Write the listing out again, all of it, word for word.
------ MATERIAL TO PROCESS ------
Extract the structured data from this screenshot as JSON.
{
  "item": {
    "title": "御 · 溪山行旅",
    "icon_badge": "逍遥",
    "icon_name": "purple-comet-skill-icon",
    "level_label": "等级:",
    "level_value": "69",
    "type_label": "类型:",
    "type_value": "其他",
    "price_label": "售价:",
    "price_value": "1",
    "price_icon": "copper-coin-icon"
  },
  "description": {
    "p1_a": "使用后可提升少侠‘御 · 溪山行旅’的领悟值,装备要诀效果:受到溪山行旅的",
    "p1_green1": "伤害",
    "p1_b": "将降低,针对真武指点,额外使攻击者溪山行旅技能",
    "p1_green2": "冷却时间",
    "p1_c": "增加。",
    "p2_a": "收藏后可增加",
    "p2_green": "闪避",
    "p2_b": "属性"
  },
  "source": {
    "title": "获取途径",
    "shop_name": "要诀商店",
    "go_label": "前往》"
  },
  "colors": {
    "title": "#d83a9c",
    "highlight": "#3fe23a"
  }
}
------
WRITTEN RESPONSE:
Extract the structured data from this screenshot as JSON.
{
  "item": {
    "title": "御 · 溪山行旅",
    "icon_badge": "逍遥",
    "icon_name": "purple-comet-skill-icon",
    "level_label": "等级:",
    "level_value": "69",
    "type_label": "类型:",
    "type_value": "其他",
    "price_label": "售价:",
    "price_value": "1",
    "price_icon": "copper-coin-icon"
  },
  "description": {
    "p1_a": "使用后可提升少侠‘御 · 溪山行旅’的领悟值,装备要诀效果:受到溪山行旅的",
    "p1_green1": "伤害",
    "p1_b": "将降低,针对真武指点,额外使攻击者溪山行旅技能",
    "p1_green2": "冷却时间",
    "p1_c": "增加。",
    "p2_a": "收藏后可增加",
    "p2_green": "闪避",
    "p2_b": "属性"
  },
  "source": {
    "title": "获取途径",
    "shop_name": "要诀商店",
    "go_label": "前往》"
  },
  "colors": {
    "title": "#d83a9c",
    "highlight": "#3fe23a"
  }
}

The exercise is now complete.